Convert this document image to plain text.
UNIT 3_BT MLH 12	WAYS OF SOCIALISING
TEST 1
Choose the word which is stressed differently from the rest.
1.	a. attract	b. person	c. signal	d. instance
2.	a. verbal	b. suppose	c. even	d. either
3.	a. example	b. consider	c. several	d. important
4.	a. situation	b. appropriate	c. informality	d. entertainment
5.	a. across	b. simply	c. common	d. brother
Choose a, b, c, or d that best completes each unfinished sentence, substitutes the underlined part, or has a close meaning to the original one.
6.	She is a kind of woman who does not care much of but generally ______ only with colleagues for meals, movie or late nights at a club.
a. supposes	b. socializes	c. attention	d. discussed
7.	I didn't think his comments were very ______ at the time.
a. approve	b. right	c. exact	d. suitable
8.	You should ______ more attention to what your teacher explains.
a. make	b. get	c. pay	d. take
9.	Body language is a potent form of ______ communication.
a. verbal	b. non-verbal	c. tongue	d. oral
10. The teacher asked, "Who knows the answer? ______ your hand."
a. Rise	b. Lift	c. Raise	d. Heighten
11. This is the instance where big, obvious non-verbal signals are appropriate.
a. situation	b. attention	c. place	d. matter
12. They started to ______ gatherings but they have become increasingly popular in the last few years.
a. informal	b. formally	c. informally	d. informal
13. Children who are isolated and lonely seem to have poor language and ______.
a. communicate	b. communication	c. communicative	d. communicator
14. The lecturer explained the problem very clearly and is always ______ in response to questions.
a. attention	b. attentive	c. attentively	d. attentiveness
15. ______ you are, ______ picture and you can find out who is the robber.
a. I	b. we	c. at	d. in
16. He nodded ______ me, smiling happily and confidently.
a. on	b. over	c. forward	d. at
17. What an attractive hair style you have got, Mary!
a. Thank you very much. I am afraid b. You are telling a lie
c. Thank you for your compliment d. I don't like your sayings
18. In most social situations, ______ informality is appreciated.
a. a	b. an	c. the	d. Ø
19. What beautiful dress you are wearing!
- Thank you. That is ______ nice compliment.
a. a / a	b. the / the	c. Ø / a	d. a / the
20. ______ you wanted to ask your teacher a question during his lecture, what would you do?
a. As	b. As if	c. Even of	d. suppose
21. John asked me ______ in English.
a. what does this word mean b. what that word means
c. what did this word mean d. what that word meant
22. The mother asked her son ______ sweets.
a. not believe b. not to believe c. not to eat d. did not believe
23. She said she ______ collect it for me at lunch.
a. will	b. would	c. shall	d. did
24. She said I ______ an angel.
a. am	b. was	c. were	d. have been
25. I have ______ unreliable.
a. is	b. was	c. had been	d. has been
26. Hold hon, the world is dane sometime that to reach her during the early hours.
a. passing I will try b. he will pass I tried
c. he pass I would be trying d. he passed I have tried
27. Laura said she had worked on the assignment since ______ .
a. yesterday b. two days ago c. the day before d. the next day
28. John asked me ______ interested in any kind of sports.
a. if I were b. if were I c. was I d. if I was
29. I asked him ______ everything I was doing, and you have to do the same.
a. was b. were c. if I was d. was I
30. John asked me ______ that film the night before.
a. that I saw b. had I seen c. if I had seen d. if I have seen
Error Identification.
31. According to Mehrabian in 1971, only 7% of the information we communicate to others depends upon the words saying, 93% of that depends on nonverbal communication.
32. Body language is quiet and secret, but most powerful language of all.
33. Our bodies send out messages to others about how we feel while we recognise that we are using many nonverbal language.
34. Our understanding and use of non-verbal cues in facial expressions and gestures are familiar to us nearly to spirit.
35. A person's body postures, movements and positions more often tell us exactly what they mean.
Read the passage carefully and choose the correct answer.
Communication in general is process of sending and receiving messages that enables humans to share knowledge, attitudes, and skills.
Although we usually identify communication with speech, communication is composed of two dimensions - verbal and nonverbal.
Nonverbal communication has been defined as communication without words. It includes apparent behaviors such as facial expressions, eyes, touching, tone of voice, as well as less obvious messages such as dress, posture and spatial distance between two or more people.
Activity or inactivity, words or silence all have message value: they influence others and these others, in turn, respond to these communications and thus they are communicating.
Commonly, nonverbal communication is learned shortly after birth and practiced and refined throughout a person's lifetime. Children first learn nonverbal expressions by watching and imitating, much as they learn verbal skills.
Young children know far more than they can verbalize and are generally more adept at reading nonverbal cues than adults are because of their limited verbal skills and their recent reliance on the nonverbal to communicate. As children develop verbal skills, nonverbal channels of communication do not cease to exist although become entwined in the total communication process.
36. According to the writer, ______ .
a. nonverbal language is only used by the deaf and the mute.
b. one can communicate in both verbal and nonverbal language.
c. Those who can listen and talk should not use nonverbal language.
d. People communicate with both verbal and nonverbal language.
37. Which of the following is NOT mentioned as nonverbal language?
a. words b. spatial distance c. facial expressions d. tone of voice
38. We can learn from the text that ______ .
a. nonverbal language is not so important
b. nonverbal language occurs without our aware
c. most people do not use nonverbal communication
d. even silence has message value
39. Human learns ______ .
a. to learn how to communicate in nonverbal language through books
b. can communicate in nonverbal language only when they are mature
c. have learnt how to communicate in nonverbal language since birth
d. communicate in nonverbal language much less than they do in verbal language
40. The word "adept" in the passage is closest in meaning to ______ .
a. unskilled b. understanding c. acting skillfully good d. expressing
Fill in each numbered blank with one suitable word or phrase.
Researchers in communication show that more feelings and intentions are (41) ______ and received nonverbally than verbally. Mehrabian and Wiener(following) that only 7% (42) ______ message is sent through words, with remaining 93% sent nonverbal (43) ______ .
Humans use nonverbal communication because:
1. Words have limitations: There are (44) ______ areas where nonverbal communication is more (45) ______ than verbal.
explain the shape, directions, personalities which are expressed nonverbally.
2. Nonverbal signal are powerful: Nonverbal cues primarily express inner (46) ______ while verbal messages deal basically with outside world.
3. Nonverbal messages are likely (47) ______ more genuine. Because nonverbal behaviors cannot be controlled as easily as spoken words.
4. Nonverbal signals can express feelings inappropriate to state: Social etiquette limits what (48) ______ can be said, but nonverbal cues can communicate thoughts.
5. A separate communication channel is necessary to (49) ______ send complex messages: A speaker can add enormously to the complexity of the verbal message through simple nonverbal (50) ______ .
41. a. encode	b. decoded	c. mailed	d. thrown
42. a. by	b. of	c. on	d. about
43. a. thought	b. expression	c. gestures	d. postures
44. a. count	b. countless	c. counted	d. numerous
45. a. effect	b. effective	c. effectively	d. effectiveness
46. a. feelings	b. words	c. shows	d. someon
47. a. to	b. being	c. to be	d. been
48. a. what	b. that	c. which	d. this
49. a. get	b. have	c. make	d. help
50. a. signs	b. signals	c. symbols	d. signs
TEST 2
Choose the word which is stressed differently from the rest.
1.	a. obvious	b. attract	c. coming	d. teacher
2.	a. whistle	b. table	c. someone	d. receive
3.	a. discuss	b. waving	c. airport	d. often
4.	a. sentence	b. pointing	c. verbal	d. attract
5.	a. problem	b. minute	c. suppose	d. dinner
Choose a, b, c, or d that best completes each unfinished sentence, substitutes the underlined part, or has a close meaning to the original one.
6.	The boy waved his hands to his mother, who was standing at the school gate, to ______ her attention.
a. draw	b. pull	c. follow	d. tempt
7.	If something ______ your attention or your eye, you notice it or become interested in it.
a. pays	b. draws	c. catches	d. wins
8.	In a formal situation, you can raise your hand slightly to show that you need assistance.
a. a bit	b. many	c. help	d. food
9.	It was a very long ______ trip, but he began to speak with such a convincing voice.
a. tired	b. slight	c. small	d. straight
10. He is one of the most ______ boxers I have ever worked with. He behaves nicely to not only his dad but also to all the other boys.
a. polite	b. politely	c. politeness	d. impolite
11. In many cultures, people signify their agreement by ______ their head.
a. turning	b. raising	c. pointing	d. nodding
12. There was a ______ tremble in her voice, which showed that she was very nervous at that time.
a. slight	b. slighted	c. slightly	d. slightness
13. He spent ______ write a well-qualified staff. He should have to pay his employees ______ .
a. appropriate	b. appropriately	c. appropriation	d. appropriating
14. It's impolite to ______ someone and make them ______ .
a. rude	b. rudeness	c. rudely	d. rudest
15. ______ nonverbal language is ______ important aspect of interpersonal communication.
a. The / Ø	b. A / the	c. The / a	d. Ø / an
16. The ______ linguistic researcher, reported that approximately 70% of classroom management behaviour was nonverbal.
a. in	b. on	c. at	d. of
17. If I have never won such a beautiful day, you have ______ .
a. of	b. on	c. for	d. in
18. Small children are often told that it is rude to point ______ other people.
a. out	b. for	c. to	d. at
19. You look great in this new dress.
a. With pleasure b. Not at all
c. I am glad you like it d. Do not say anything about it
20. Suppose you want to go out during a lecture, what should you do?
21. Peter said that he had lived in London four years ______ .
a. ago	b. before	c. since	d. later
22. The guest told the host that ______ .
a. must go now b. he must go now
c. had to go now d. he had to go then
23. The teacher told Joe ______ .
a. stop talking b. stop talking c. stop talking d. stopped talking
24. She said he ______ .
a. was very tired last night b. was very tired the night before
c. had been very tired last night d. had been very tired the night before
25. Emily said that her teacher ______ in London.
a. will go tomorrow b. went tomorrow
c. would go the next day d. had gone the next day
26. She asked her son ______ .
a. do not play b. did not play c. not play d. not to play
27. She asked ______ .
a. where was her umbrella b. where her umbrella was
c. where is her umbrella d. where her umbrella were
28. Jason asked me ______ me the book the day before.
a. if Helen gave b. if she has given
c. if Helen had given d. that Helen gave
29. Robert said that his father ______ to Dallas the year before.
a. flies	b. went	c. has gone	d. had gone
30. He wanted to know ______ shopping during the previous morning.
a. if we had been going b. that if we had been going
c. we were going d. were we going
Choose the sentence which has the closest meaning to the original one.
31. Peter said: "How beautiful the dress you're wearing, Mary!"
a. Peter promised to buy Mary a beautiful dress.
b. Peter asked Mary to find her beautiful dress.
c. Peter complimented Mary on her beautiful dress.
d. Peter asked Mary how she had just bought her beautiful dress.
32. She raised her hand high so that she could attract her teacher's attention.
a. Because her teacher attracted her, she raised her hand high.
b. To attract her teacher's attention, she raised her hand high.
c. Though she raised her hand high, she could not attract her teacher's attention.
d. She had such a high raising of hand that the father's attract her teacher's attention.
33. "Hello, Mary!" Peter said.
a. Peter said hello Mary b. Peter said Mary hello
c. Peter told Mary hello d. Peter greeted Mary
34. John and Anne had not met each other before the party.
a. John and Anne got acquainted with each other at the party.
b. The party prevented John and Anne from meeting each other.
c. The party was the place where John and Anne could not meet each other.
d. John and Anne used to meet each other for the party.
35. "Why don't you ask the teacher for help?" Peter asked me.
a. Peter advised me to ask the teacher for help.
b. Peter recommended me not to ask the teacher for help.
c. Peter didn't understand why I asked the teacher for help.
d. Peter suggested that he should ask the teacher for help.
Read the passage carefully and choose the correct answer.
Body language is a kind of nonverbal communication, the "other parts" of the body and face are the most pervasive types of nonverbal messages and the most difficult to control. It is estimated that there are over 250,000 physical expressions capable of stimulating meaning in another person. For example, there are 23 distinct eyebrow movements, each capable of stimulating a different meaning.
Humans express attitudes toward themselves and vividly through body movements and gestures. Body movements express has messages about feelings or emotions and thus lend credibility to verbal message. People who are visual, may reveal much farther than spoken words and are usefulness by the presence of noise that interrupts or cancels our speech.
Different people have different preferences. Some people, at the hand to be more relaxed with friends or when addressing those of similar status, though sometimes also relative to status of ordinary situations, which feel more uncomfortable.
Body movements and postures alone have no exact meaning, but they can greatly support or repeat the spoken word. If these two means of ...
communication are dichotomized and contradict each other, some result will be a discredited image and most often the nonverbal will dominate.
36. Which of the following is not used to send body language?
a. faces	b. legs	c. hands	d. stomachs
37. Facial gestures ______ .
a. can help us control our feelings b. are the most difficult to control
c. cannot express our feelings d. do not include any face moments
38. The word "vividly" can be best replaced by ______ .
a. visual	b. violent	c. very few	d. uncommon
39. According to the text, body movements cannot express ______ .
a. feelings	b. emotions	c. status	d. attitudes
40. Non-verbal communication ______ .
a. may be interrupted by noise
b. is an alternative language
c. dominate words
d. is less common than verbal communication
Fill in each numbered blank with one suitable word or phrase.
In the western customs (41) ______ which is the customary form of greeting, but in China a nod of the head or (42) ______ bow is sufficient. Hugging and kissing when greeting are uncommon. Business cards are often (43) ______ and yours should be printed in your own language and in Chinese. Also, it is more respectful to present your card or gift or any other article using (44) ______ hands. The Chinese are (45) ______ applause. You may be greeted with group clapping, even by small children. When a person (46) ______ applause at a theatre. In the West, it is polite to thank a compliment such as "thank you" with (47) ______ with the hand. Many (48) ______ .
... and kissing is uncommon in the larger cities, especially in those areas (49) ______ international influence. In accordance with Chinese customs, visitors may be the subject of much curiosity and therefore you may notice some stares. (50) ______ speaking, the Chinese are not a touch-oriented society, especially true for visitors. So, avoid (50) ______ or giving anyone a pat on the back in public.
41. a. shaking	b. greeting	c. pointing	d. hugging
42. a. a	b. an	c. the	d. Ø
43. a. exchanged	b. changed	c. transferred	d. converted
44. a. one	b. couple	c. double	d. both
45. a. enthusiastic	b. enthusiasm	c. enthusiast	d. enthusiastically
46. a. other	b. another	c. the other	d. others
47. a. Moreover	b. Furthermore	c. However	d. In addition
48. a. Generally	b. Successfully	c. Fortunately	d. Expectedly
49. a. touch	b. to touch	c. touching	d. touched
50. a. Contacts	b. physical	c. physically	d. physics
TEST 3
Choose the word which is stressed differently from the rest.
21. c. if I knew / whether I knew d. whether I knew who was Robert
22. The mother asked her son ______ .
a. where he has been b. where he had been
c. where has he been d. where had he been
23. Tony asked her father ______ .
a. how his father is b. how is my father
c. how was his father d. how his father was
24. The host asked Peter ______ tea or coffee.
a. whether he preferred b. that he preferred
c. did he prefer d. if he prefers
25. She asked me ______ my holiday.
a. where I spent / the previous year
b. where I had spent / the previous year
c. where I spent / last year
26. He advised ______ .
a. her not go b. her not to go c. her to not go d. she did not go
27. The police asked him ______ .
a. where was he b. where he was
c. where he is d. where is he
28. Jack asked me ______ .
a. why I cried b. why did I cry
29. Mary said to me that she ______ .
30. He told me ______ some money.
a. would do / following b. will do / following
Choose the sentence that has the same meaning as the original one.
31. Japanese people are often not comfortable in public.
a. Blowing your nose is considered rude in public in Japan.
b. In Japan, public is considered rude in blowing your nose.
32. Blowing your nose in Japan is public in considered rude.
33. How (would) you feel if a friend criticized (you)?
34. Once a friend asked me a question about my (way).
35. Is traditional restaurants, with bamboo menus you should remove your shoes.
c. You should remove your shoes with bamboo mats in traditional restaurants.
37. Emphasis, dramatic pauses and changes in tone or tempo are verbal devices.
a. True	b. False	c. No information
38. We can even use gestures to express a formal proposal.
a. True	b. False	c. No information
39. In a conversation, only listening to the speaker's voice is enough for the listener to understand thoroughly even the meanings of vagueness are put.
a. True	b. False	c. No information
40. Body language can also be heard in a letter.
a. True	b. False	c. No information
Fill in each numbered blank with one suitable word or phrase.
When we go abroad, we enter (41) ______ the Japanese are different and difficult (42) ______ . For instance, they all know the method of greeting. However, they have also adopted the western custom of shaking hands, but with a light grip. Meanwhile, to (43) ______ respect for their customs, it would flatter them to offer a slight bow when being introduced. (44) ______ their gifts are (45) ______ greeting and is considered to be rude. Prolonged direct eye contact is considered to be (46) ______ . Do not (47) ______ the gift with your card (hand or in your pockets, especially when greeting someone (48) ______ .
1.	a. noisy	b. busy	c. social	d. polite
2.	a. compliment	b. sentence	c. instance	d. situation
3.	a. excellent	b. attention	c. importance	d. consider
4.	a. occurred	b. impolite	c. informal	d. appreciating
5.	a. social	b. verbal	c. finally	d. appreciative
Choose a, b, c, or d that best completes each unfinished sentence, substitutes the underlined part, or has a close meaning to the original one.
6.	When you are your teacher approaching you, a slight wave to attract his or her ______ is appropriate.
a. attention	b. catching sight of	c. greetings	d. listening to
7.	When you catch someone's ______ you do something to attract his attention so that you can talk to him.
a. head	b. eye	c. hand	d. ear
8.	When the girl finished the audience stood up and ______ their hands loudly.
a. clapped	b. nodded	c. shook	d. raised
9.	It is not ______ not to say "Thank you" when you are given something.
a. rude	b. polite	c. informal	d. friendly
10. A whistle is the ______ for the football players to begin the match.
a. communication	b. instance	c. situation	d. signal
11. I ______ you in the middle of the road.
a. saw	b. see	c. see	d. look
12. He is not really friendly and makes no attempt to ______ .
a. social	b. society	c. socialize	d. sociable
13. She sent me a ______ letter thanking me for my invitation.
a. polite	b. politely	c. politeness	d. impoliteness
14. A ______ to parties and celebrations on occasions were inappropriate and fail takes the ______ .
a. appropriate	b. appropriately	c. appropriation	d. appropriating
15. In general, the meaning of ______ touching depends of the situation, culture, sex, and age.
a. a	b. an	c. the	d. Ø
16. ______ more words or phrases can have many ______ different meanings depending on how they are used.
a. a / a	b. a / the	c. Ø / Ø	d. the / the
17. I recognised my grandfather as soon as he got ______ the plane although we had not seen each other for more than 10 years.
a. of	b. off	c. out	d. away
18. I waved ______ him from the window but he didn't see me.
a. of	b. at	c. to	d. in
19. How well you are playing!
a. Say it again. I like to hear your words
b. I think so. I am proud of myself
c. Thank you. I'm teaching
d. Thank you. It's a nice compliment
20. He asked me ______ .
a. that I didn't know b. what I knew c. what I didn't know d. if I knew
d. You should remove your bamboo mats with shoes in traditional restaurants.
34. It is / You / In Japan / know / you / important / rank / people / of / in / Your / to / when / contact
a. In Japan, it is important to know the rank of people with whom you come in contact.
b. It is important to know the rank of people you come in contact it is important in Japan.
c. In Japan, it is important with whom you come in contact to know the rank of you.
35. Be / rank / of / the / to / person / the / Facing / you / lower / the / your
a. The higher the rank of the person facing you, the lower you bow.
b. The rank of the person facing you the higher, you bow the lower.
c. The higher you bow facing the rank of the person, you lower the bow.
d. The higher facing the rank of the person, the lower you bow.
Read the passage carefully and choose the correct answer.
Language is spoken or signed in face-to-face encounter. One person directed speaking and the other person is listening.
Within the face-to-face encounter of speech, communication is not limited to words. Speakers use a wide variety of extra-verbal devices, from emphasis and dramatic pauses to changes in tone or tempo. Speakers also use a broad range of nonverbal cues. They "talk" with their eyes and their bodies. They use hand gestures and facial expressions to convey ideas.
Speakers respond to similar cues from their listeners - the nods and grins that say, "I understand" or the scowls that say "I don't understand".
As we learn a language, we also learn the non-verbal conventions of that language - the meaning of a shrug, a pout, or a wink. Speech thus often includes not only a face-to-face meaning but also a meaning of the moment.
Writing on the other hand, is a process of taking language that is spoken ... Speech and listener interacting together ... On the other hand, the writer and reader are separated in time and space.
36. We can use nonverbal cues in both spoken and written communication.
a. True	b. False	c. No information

Work required: In the entries above, find each line with the word "since" and copy it.

Problem solution:
27. Laura said she had worked on the assignment since ______ .
c. have learnt how to communicate in nonverbal language since birth
a. ago	b. before	c. since	d. later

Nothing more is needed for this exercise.